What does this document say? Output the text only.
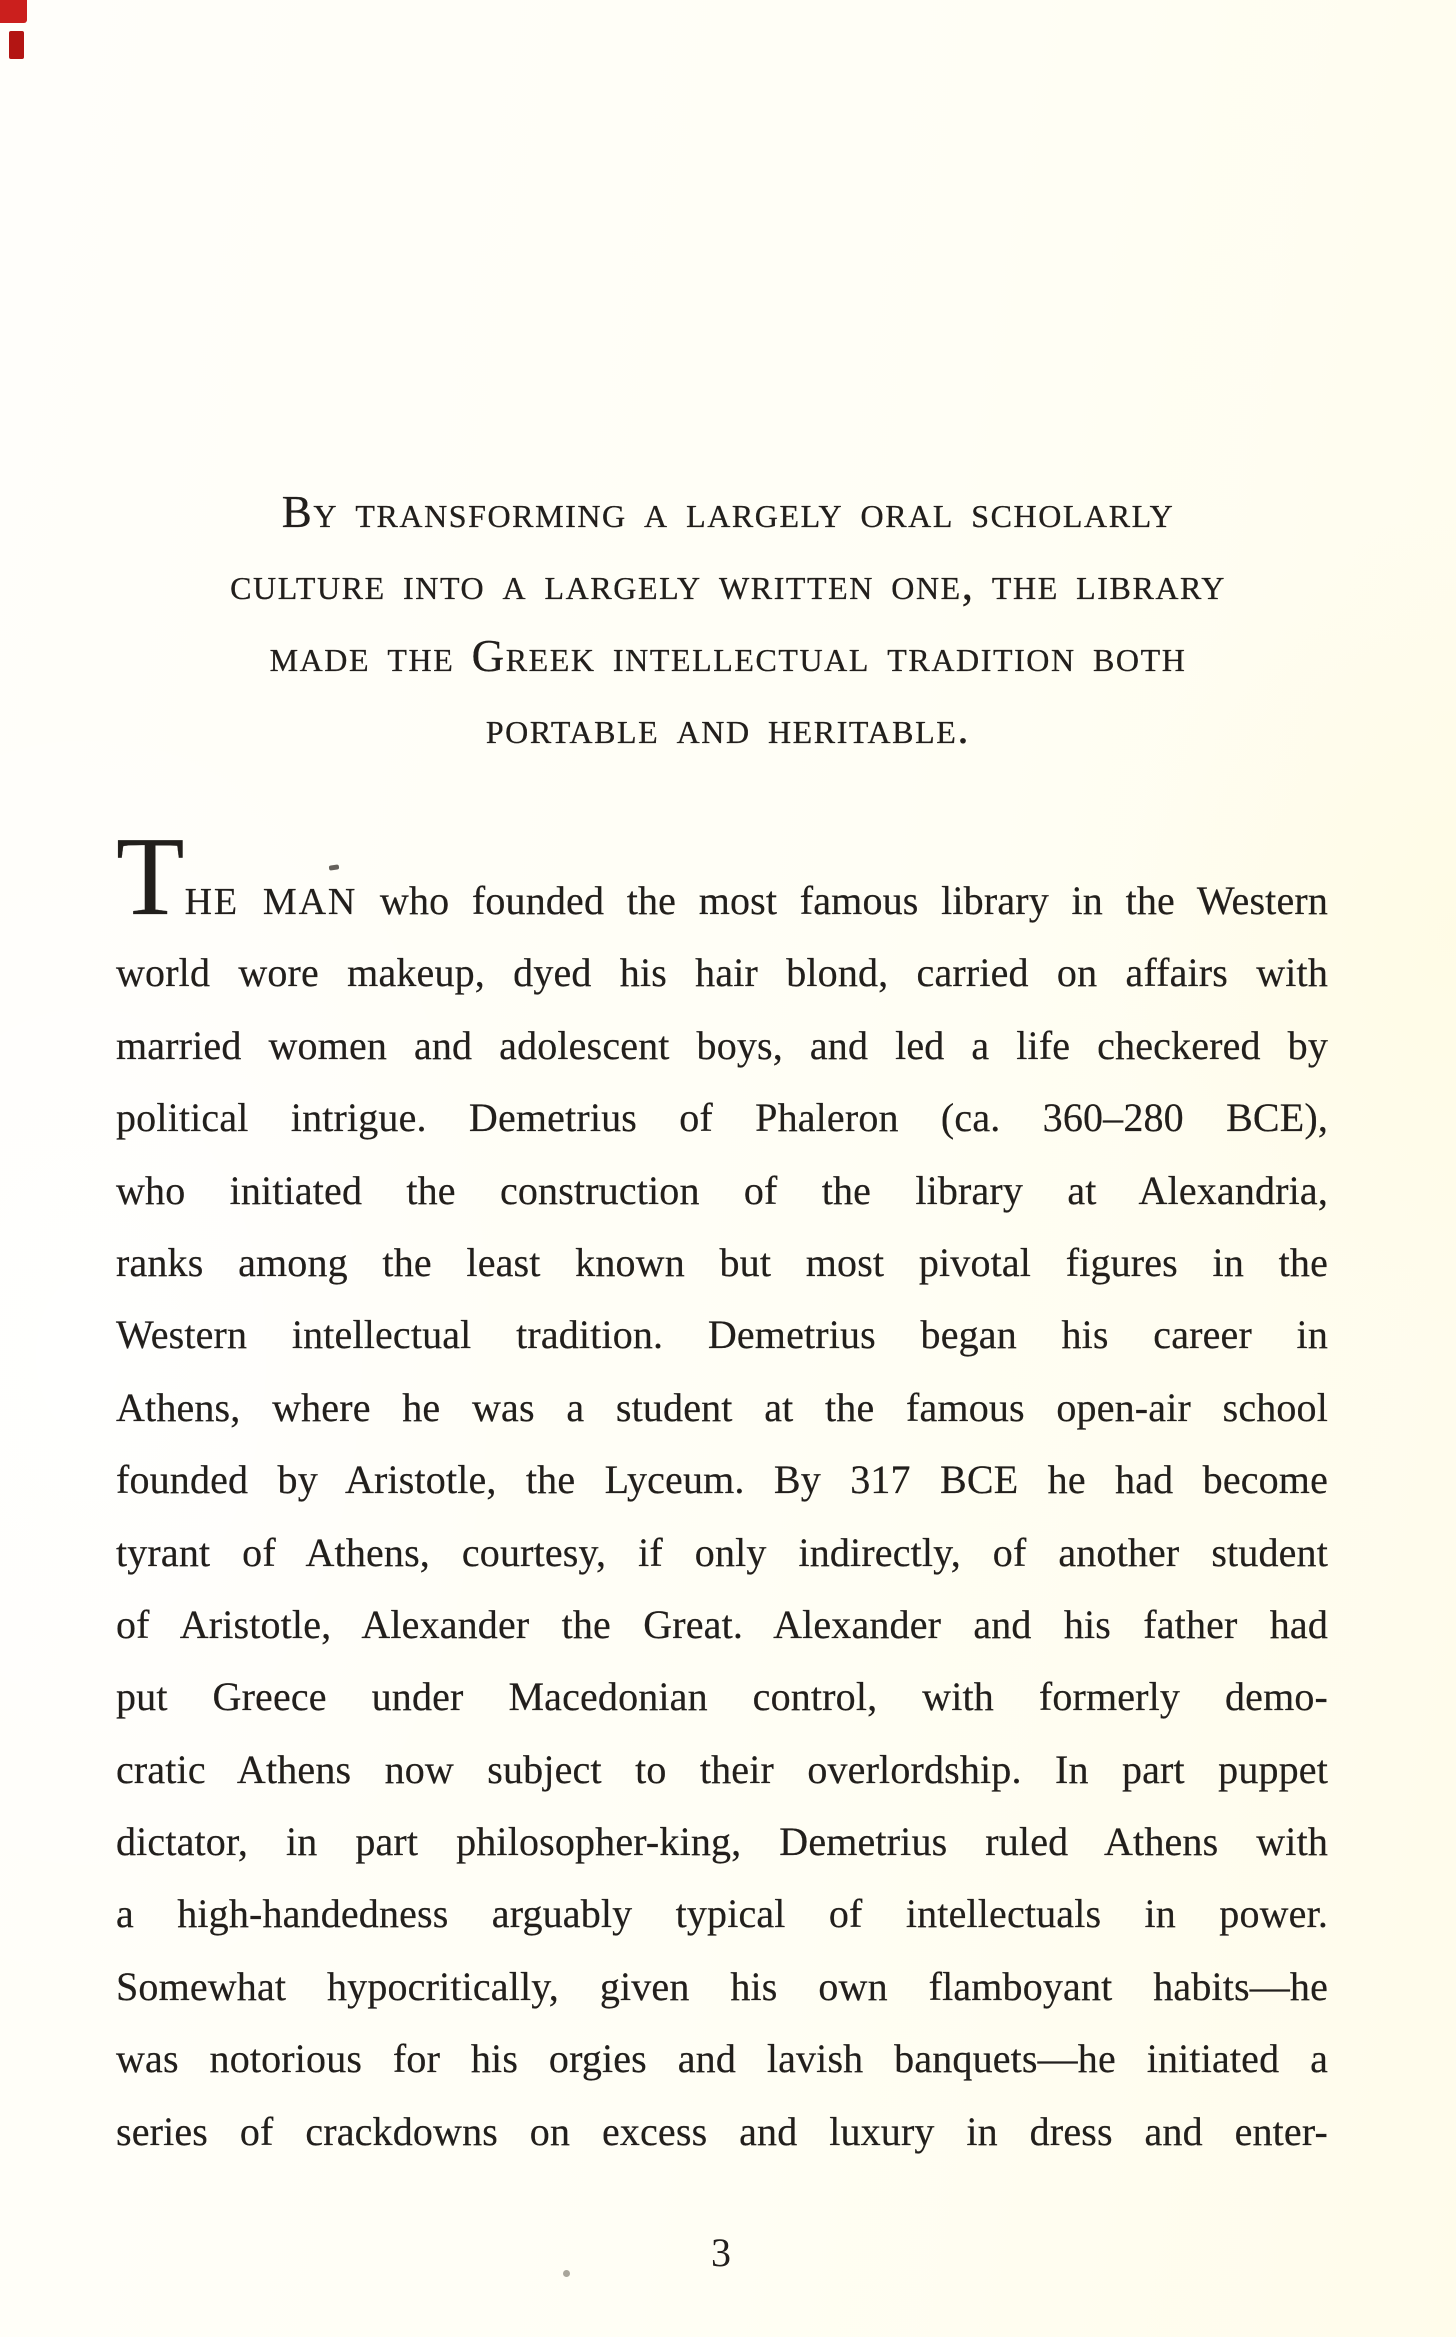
By transforming a largely oral scholarly
culture into a largely written one, the library
made the Greek intellectual tradition both
portable and heritable.
THE MAN who founded the most famous library in the Western
world wore makeup, dyed his hair blond, carried on affairs with
married women and adolescent boys, and led a life checkered by
political intrigue. Demetrius of Phaleron (ca. 360–280 BCE),
who initiated the construction of the library at Alexandria,
ranks among the least known but most pivotal figures in the
Western intellectual tradition. Demetrius began his career in
Athens, where he was a student at the famous open-air school
founded by Aristotle, the Lyceum. By 317 BCE he had become
tyrant of Athens, courtesy, if only indirectly, of another student
of Aristotle, Alexander the Great. Alexander and his father had
put Greece under Macedonian control, with formerly demo-
cratic Athens now subject to their overlordship. In part puppet
dictator, in part philosopher-king, Demetrius ruled Athens with
a high-handedness arguably typical of intellectuals in power.
Somewhat hypocritically, given his own flamboyant habits—he
was notorious for his orgies and lavish banquets—he initiated a
series of crackdowns on excess and luxury in dress and enter-
3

Written problem: Going through the data above, count the lines where the string "most" appears, and answer with only that number.

Response for this exercise: 2